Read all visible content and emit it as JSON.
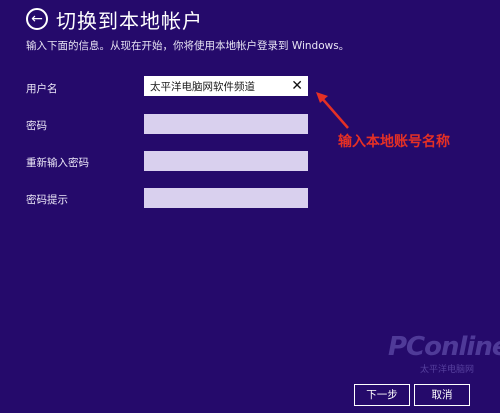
{
  "header": {
    "back_icon": "back-arrow-circle-icon",
    "title": "切换到本地帐户",
    "subtitle": "输入下面的信息。从现在开始，你将使用本地帐户登录到 Windows。"
  },
  "form": {
    "username_label": "用户名",
    "username_value": "太平洋电脑网软件频道",
    "clear_icon": "close-icon",
    "password_label": "密码",
    "password_value": "",
    "reenter_label": "重新输入密码",
    "reenter_value": "",
    "hint_label": "密码提示",
    "hint_value": ""
  },
  "annotation": {
    "text": "输入本地账号名称",
    "color": "#e53025"
  },
  "watermark": {
    "logo": "PConline",
    "sub": "太平洋电脑网"
  },
  "buttons": {
    "next_label": "下一步",
    "cancel_label": "取消"
  },
  "colors": {
    "background": "#250a6b",
    "field": "#d9d0ee"
  }
}
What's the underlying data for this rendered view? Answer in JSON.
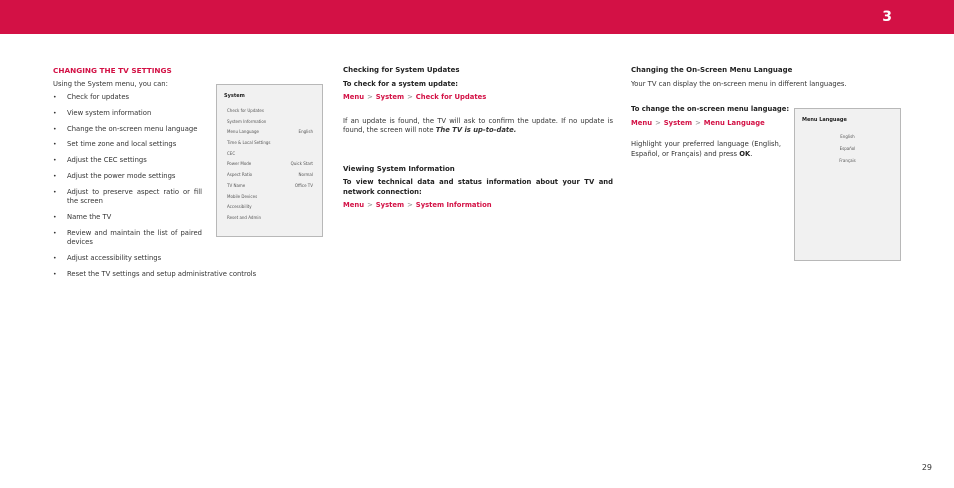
{
  "header": {
    "chapter_number": "3"
  },
  "page_number": "29",
  "col1": {
    "title": "CHANGING THE TV SETTINGS",
    "intro": "Using the System menu, you can:",
    "bullets": [
      "Check for updates",
      "View system information",
      "Change the on-screen menu language",
      "Set time zone and local settings",
      "Adjust the CEC settings",
      "Adjust the power mode settings",
      "Adjust to preserve aspect ratio or fill the screen",
      "Name the TV",
      "Review and maintain the list of paired devices",
      "Adjust accessibility settings",
      "Reset the TV settings and setup administrative controls"
    ]
  },
  "system_menu": {
    "title": "System",
    "items": [
      {
        "label": "Check for Updates",
        "value": ""
      },
      {
        "label": "System Information",
        "value": ""
      },
      {
        "label": "Menu Language",
        "value": "English"
      },
      {
        "label": "Time & Local Settings",
        "value": ""
      },
      {
        "label": "CEC",
        "value": ""
      },
      {
        "label": "Power Mode",
        "value": "Quick Start"
      },
      {
        "label": "Aspect Ratio",
        "value": "Normal"
      },
      {
        "label": "TV Name",
        "value": "Office TV"
      },
      {
        "label": "Mobile Devices",
        "value": ""
      },
      {
        "label": "Accessibility",
        "value": ""
      },
      {
        "label": "Reset and Admin",
        "value": ""
      }
    ]
  },
  "col2": {
    "updates_title": "Checking for System Updates",
    "updates_instr": "To check for a system update:",
    "updates_path": [
      "Menu",
      "System",
      "Check for Updates"
    ],
    "path_sep": ">",
    "updates_body_pre": "If an update is found, the TV will ask to confirm the update. If no update is found, the screen will note ",
    "updates_body_em": "The TV is up-to-date.",
    "info_title": "Viewing System Information",
    "info_instr": "To view technical data and status information about your TV and network connection:",
    "info_path": [
      "Menu",
      "System",
      "System Information"
    ]
  },
  "col3": {
    "title": "Changing the On-Screen Menu Language",
    "intro": "Your TV can display the on-screen menu in different languages.",
    "instr": "To change the on-screen menu language:",
    "path": [
      "Menu",
      "System",
      "Menu Language"
    ],
    "body_pre": "Highlight your preferred language (English, Español, or Français) and press ",
    "body_ok": "OK",
    "body_post": "."
  },
  "language_menu": {
    "title": "Menu Language",
    "options": [
      "English",
      "Español",
      "Français"
    ]
  },
  "colors": {
    "accent": "#d31145"
  }
}
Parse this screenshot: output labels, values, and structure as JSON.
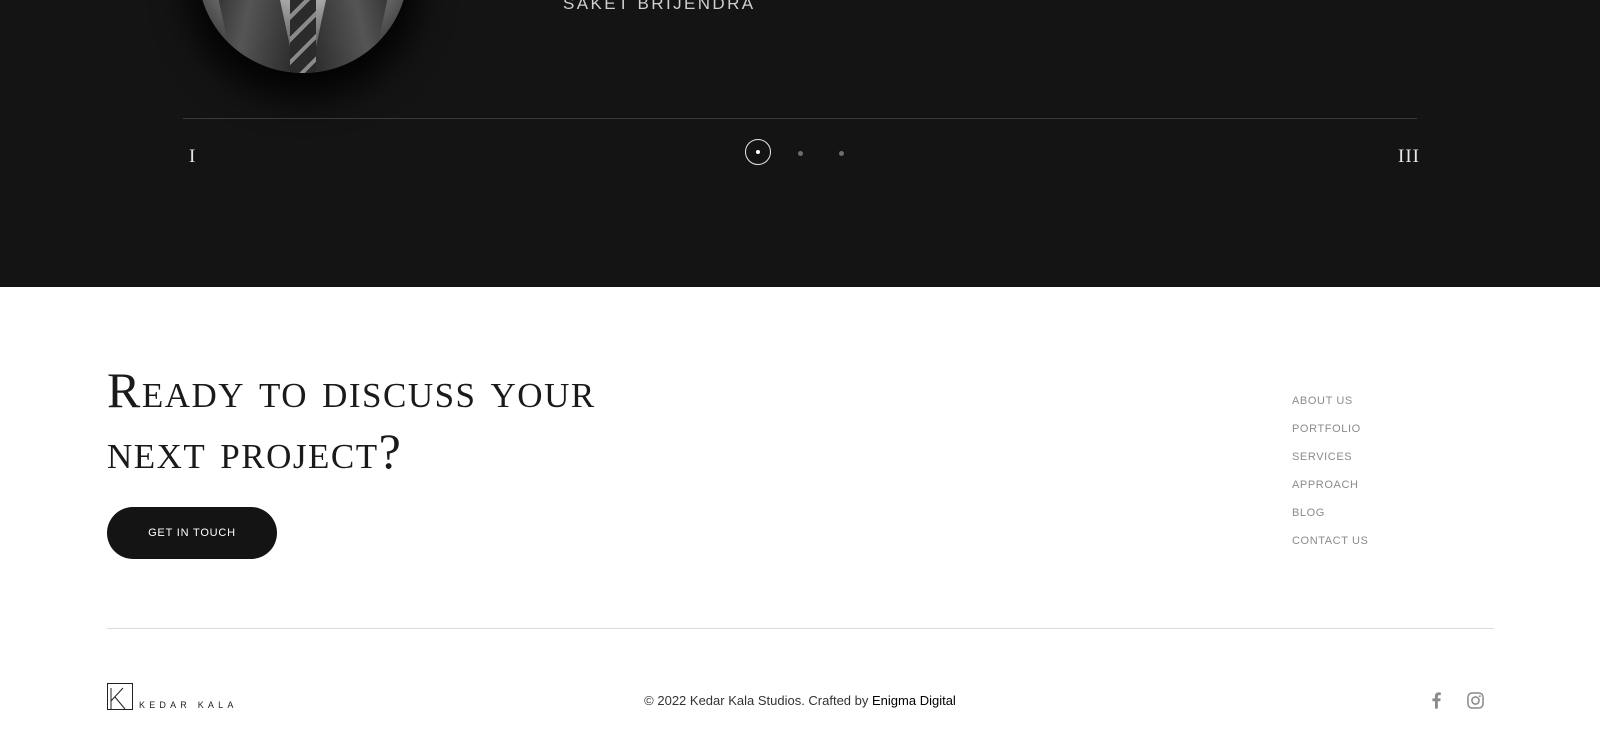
{
  "testimonial": {
    "person_name": "SAKET BRIJENDRA",
    "prev_slide_label": "I",
    "next_slide_label": "III",
    "pagination": {
      "total": 3,
      "active": 1
    }
  },
  "cta": {
    "headline_line1": "Ready to discuss your",
    "headline_line2": "next project?",
    "button_label": "GET IN TOUCH"
  },
  "footer_nav": {
    "items": [
      {
        "label": "ABOUT US"
      },
      {
        "label": "PORTFOLIO"
      },
      {
        "label": "SERVICES"
      },
      {
        "label": "APPROACH"
      },
      {
        "label": "BLOG"
      },
      {
        "label": "CONTACT US"
      }
    ]
  },
  "footer": {
    "logo_text": "KEDAR KALA",
    "copyright_text": "© 2022 Kedar Kala Studios. Crafted by ",
    "credit_link": "Enigma Digital",
    "social": [
      {
        "icon": "facebook-icon"
      },
      {
        "icon": "instagram-icon"
      }
    ]
  },
  "colors": {
    "dark_bg": "#141414",
    "page_bg": "#ffffff",
    "nav_text": "#8b8b8b",
    "button_bg": "#141414"
  }
}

[YOUR INSTRUCTIONS]
Find the lines containing "Español" and pull them out.

[CORRECT ANSWER]
    "body_pre": "Highlight your preferred language (English, Español, or Français) and press ",
      "Español",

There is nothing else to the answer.